_EXERCISE REQUIREMENTS_
Reproduce the records below in full and without edits, omitting images.

_GIVEN INFORMATION_
══════════

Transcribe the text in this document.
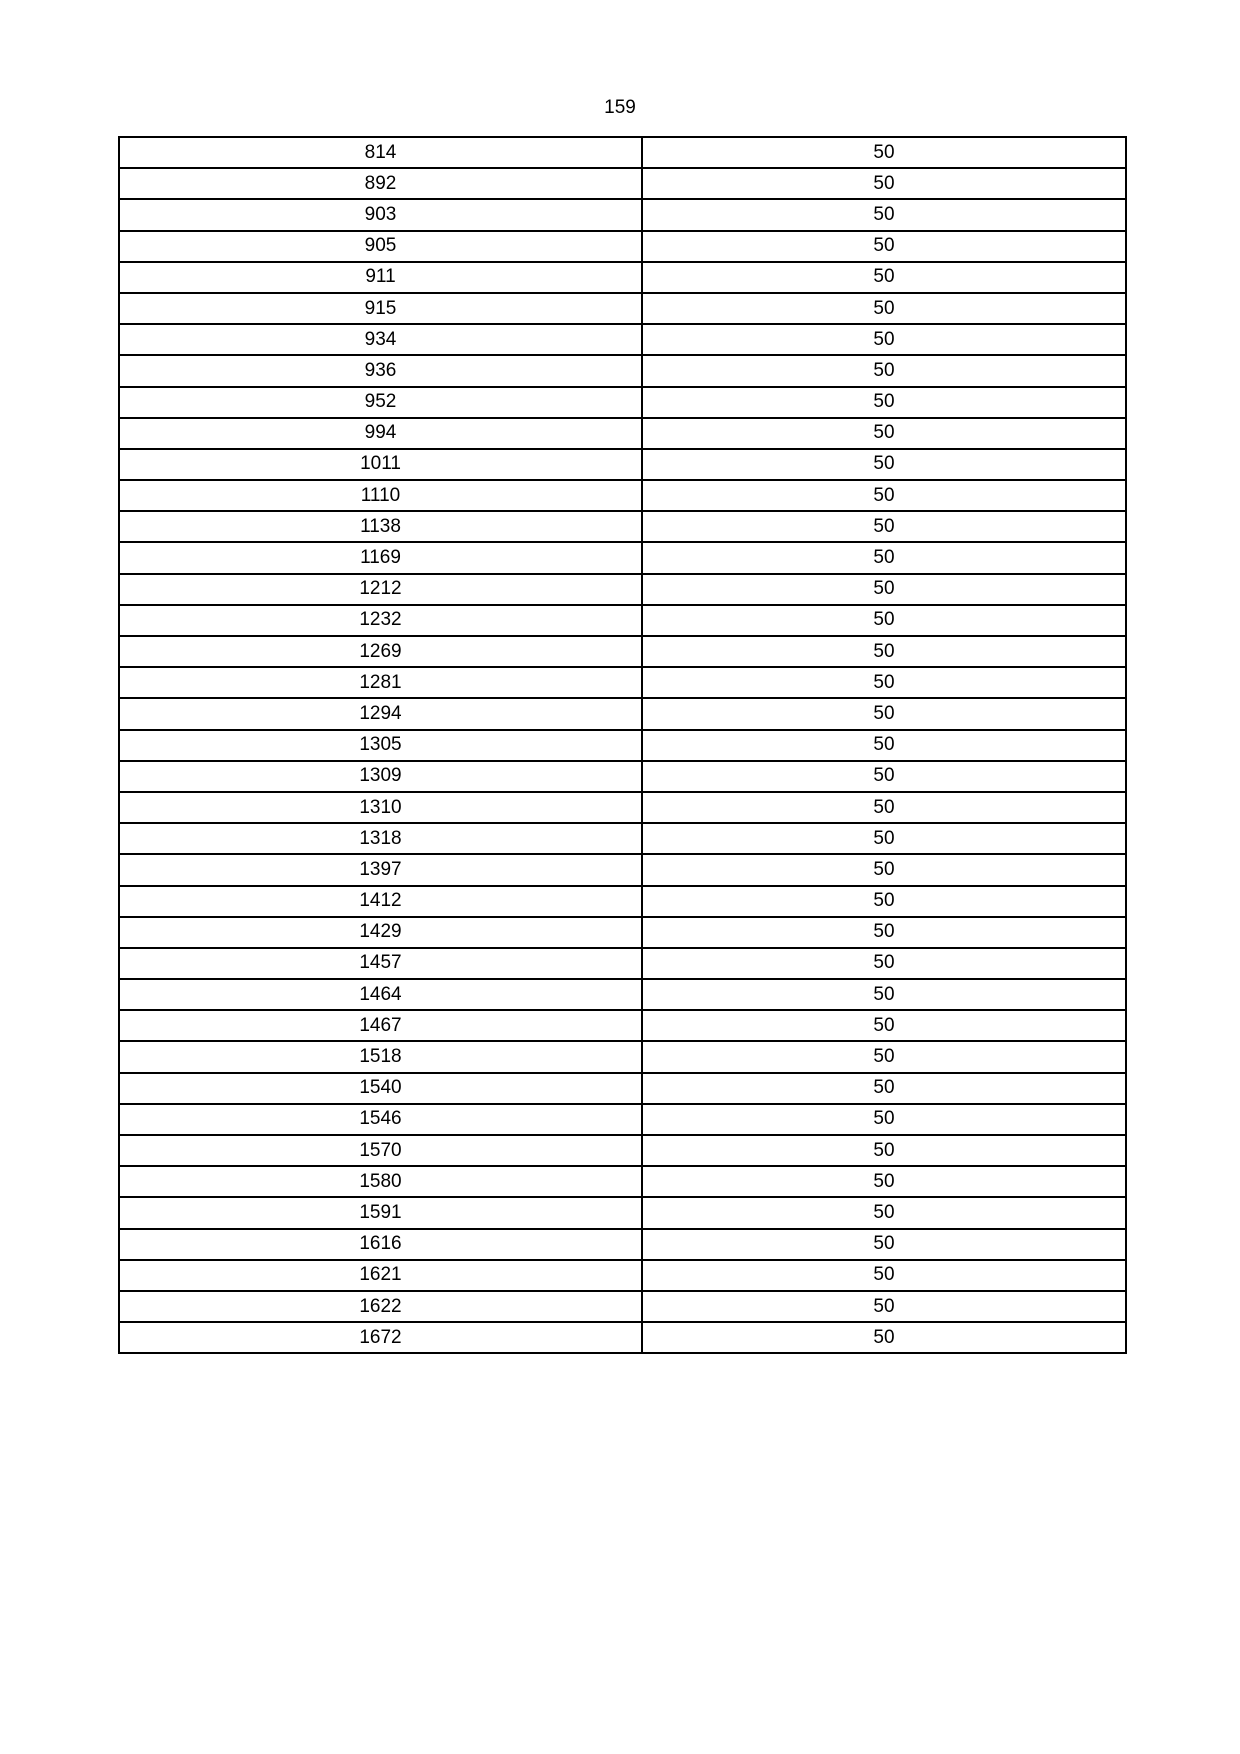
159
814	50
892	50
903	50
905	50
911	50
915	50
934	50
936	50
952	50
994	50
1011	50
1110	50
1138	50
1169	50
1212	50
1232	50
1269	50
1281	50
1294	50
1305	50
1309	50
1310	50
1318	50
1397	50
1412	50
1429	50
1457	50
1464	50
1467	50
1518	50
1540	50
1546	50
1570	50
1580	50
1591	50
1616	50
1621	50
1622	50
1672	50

══════════

_TASK SOLUTION_
Transcribe the text in this document.
159
814	50
892	50
903	50
905	50
911	50
915	50
934	50
936	50
952	50
994	50
1011	50
1110	50
1138	50
1169	50
1212	50
1232	50
1269	50
1281	50
1294	50
1305	50
1309	50
1310	50
1318	50
1397	50
1412	50
1429	50
1457	50
1464	50
1467	50
1518	50
1540	50
1546	50
1570	50
1580	50
1591	50
1616	50
1621	50
1622	50
1672	50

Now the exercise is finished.